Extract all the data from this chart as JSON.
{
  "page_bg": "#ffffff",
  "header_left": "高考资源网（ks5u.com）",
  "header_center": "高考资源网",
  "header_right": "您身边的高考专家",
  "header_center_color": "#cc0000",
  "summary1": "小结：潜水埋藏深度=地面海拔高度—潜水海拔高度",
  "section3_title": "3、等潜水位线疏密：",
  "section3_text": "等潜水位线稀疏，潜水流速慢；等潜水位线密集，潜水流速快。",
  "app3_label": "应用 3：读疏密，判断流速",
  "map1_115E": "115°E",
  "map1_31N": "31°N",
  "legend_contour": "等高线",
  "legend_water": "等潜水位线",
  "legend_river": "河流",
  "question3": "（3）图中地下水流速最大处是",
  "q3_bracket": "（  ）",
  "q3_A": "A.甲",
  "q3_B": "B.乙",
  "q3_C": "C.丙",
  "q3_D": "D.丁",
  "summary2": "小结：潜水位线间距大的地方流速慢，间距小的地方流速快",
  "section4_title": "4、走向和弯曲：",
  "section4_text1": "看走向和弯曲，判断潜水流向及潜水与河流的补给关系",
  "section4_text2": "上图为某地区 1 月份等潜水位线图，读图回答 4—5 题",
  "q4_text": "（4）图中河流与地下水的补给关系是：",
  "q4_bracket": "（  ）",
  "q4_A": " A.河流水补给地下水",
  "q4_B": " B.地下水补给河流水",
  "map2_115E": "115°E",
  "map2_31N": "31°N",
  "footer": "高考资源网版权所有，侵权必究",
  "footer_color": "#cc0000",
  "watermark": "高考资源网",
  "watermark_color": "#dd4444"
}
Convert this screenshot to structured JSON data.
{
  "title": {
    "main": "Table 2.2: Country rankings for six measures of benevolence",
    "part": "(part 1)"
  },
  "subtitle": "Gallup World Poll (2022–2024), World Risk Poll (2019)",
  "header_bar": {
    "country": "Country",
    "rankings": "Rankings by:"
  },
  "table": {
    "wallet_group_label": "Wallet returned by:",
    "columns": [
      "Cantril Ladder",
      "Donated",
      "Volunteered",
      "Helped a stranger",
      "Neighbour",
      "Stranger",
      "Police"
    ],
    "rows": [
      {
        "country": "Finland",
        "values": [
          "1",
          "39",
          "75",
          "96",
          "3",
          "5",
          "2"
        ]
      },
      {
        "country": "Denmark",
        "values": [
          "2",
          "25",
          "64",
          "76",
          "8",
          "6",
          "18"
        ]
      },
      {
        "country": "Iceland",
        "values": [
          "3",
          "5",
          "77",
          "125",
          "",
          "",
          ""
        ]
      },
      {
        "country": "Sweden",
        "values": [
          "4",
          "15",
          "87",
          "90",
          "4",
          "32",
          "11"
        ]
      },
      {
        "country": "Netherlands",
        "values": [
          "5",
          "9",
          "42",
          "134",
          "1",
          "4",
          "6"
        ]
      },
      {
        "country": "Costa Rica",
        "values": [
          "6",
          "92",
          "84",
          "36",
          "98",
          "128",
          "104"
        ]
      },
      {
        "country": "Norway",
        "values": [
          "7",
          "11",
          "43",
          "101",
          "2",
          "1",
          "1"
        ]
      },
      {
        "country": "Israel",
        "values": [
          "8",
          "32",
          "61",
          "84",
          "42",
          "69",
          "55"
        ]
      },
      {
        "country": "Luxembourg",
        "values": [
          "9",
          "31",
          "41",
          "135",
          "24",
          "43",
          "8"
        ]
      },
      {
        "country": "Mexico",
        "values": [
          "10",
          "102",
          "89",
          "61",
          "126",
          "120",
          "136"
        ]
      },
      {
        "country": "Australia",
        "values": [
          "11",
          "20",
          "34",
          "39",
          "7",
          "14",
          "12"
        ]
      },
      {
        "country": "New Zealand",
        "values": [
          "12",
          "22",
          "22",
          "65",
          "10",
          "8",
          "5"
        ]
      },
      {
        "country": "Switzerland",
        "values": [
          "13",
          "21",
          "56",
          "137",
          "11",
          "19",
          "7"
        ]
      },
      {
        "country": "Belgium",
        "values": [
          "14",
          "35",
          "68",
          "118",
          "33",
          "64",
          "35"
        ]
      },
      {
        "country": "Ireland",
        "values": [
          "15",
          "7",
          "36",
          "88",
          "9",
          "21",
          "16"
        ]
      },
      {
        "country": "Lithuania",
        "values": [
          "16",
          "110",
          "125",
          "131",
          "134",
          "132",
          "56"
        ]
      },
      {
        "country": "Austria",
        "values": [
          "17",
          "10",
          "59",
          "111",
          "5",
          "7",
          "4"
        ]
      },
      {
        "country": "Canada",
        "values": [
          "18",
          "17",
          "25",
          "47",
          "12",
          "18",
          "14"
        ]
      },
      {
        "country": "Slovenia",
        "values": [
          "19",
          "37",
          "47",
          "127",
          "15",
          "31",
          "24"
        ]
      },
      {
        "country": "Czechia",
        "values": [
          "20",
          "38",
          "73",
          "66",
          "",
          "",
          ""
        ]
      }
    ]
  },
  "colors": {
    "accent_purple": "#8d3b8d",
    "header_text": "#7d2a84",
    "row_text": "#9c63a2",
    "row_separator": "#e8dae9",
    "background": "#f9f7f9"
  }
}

Task directions:
Give back the whole listing, word for word.

Exercise response:
Extract all the data from this chart as JSON.
{
  "page_bg": "#ffffff",
  "header_left": "高考资源网（ks5u.com）",
  "header_center": "高考资源网",
  "header_right": "您身边的高考专家",
  "header_center_color": "#cc0000",
  "summary1": "小结：潜水埋藏深度=地面海拔高度—潜水海拔高度",
  "section3_title": "3、等潜水位线疏密：",
  "section3_text": "等潜水位线稀疏，潜水流速慢；等潜水位线密集，潜水流速快。",
  "app3_label": "应用 3：读疏密，判断流速",
  "map1_115E": "115°E",
  "map1_31N": "31°N",
  "legend_contour": "等高线",
  "legend_water": "等潜水位线",
  "legend_river": "河流",
  "question3": "（3）图中地下水流速最大处是",
  "q3_bracket": "（  ）",
  "q3_A": "A.甲",
  "q3_B": "B.乙",
  "q3_C": "C.丙",
  "q3_D": "D.丁",
  "summary2": "小结：潜水位线间距大的地方流速慢，间距小的地方流速快",
  "section4_title": "4、走向和弯曲：",
  "section4_text1": "看走向和弯曲，判断潜水流向及潜水与河流的补给关系",
  "section4_text2": "上图为某地区 1 月份等潜水位线图，读图回答 4—5 题",
  "q4_text": "（4）图中河流与地下水的补给关系是：",
  "q4_bracket": "（  ）",
  "q4_A": " A.河流水补给地下水",
  "q4_B": " B.地下水补给河流水",
  "map2_115E": "115°E",
  "map2_31N": "31°N",
  "footer": "高考资源网版权所有，侵权必究",
  "footer_color": "#cc0000",
  "watermark": "高考资源网",
  "watermark_color": "#dd4444"
}
Convert this screenshot to structured JSON data.
{
  "title": {
    "main": "Table 2.2: Country rankings for six measures of benevolence",
    "part": "(part 1)"
  },
  "subtitle": "Gallup World Poll (2022–2024), World Risk Poll (2019)",
  "header_bar": {
    "country": "Country",
    "rankings": "Rankings by:"
  },
  "table": {
    "wallet_group_label": "Wallet returned by:",
    "columns": [
      "Cantril Ladder",
      "Donated",
      "Volunteered",
      "Helped a stranger",
      "Neighbour",
      "Stranger",
      "Police"
    ],
    "rows": [
      {
        "country": "Finland",
        "values": [
          "1",
          "39",
          "75",
          "96",
          "3",
          "5",
          "2"
        ]
      },
      {
        "country": "Denmark",
        "values": [
          "2",
          "25",
          "64",
          "76",
          "8",
          "6",
          "18"
        ]
      },
      {
        "country": "Iceland",
        "values": [
          "3",
          "5",
          "77",
          "125",
          "",
          "",
          ""
        ]
      },
      {
        "country": "Sweden",
        "values": [
          "4",
          "15",
          "87",
          "90",
          "4",
          "32",
          "11"
        ]
      },
      {
        "country": "Netherlands",
        "values": [
          "5",
          "9",
          "42",
          "134",
          "1",
          "4",
          "6"
        ]
      },
      {
        "country": "Costa Rica",
        "values": [
          "6",
          "92",
          "84",
          "36",
          "98",
          "128",
          "104"
        ]
      },
      {
        "country": "Norway",
        "values": [
          "7",
          "11",
          "43",
          "101",
          "2",
          "1",
          "1"
        ]
      },
      {
        "country": "Israel",
        "values": [
          "8",
          "32",
          "61",
          "84",
          "42",
          "69",
          "55"
        ]
      },
      {
        "country": "Luxembourg",
        "values": [
          "9",
          "31",
          "41",
          "135",
          "24",
          "43",
          "8"
        ]
      },
      {
        "country": "Mexico",
        "values": [
          "10",
          "102",
          "89",
          "61",
          "126",
          "120",
          "136"
        ]
      },
      {
        "country": "Australia",
        "values": [
          "11",
          "20",
          "34",
          "39",
          "7",
          "14",
          "12"
        ]
      },
      {
        "country": "New Zealand",
        "values": [
          "12",
          "22",
          "22",
          "65",
          "10",
          "8",
          "5"
        ]
      },
      {
        "country": "Switzerland",
        "values": [
          "13",
          "21",
          "56",
          "137",
          "11",
          "19",
          "7"
        ]
      },
      {
        "country": "Belgium",
        "values": [
          "14",
          "35",
          "68",
          "118",
          "33",
          "64",
          "35"
        ]
      },
      {
        "country": "Ireland",
        "values": [
          "15",
          "7",
          "36",
          "88",
          "9",
          "21",
          "16"
        ]
      },
      {
        "country": "Lithuania",
        "values": [
          "16",
          "110",
          "125",
          "131",
          "134",
          "132",
          "56"
        ]
      },
      {
        "country": "Austria",
        "values": [
          "17",
          "10",
          "59",
          "111",
          "5",
          "7",
          "4"
        ]
      },
      {
        "country": "Canada",
        "values": [
          "18",
          "17",
          "25",
          "47",
          "12",
          "18",
          "14"
        ]
      },
      {
        "country": "Slovenia",
        "values": [
          "19",
          "37",
          "47",
          "127",
          "15",
          "31",
          "24"
        ]
      },
      {
        "country": "Czechia",
        "values": [
          "20",
          "38",
          "73",
          "66",
          "",
          "",
          ""
        ]
      }
    ]
  },
  "colors": {
    "accent_purple": "#8d3b8d",
    "header_text": "#7d2a84",
    "row_text": "#9c63a2",
    "row_separator": "#e8dae9",
    "background": "#f9f7f9"
  }
}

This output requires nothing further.